= INPUT DATA =
**********

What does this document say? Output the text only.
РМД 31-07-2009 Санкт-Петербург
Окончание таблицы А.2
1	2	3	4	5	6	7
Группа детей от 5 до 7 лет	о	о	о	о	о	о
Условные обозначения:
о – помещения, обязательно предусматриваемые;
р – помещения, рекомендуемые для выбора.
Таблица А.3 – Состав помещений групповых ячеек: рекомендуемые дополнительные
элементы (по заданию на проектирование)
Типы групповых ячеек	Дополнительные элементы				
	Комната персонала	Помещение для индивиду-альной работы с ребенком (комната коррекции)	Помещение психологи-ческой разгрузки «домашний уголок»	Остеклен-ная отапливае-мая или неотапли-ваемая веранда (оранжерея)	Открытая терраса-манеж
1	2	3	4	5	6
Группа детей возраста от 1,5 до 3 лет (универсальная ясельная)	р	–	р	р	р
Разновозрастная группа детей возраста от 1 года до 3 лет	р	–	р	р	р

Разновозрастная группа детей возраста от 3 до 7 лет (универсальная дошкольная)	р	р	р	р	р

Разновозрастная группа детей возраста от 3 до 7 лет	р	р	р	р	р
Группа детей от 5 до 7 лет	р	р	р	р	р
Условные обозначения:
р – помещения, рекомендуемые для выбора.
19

**********

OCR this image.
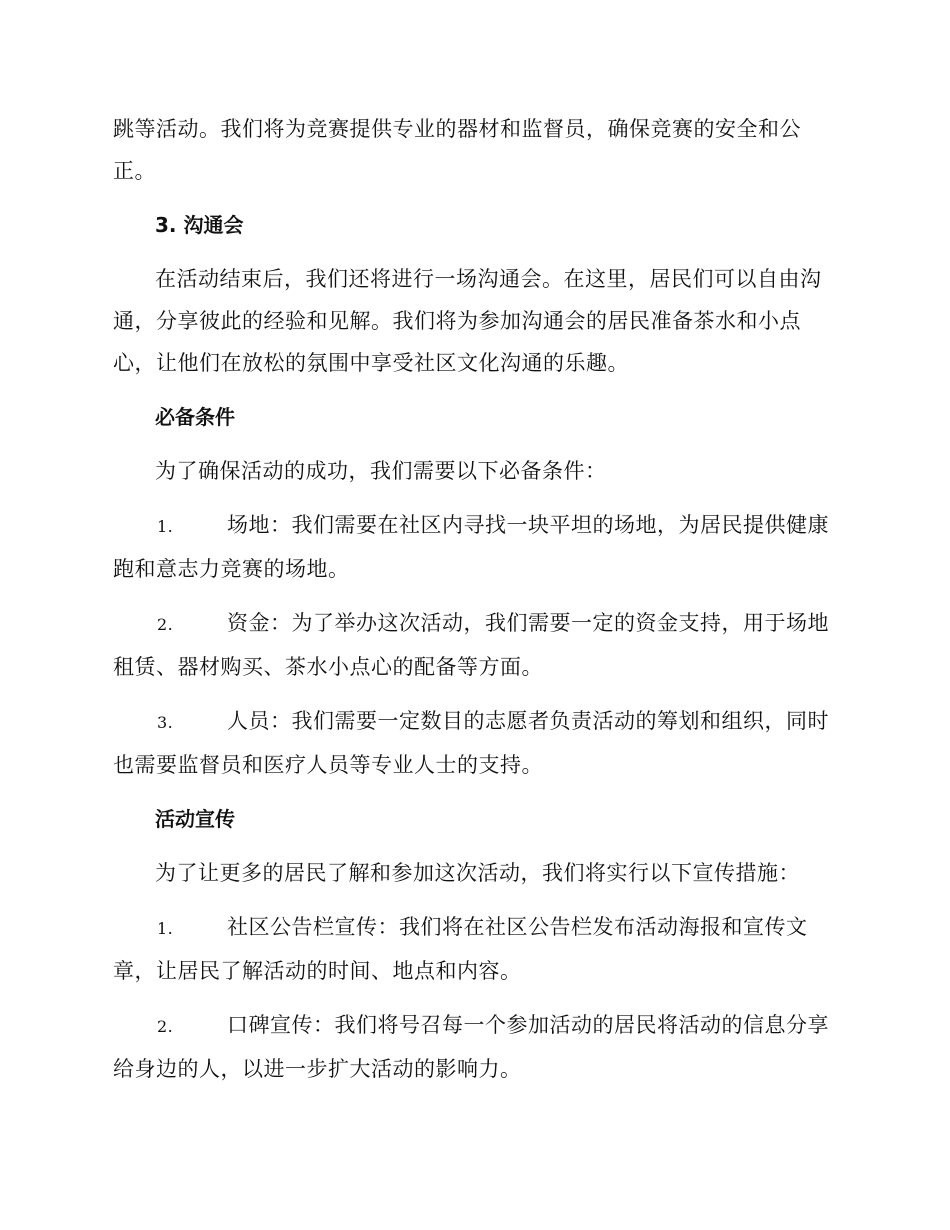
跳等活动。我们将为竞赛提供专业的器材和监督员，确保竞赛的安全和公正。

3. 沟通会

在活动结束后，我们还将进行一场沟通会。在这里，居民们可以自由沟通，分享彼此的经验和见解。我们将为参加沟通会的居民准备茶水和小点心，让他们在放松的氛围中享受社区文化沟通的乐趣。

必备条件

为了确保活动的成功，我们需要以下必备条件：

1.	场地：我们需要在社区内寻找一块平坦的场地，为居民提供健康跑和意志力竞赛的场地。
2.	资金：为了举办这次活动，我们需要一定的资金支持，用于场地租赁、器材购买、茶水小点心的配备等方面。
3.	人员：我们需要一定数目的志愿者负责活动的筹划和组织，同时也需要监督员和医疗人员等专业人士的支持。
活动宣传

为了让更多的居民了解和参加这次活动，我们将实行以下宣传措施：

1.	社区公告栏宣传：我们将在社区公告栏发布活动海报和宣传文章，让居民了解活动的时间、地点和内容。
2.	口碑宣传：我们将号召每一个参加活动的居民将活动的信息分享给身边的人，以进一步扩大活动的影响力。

**********

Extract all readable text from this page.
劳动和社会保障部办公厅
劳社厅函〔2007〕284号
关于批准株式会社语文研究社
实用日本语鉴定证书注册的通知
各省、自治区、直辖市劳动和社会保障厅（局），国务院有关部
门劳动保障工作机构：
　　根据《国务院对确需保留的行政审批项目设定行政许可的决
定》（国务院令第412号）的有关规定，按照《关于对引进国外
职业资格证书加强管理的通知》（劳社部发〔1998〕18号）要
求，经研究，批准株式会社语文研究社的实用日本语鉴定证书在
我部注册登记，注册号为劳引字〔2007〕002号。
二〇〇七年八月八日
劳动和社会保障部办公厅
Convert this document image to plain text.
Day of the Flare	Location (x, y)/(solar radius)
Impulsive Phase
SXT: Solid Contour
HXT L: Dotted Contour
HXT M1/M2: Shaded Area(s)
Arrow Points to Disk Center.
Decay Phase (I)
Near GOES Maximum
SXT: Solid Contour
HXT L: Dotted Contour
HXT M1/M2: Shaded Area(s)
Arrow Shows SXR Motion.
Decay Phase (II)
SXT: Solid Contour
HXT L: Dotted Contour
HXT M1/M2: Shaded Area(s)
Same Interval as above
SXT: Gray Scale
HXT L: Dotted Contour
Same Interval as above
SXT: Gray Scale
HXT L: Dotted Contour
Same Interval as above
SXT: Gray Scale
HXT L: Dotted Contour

**********

Using the records above, copy each line that contains "групповых".

= TASK ANSWER =
Таблица А.3 – Состав помещений групповых ячеек: рекомендуемые дополнительные
Типы групповых ячеек	Дополнительные элементы				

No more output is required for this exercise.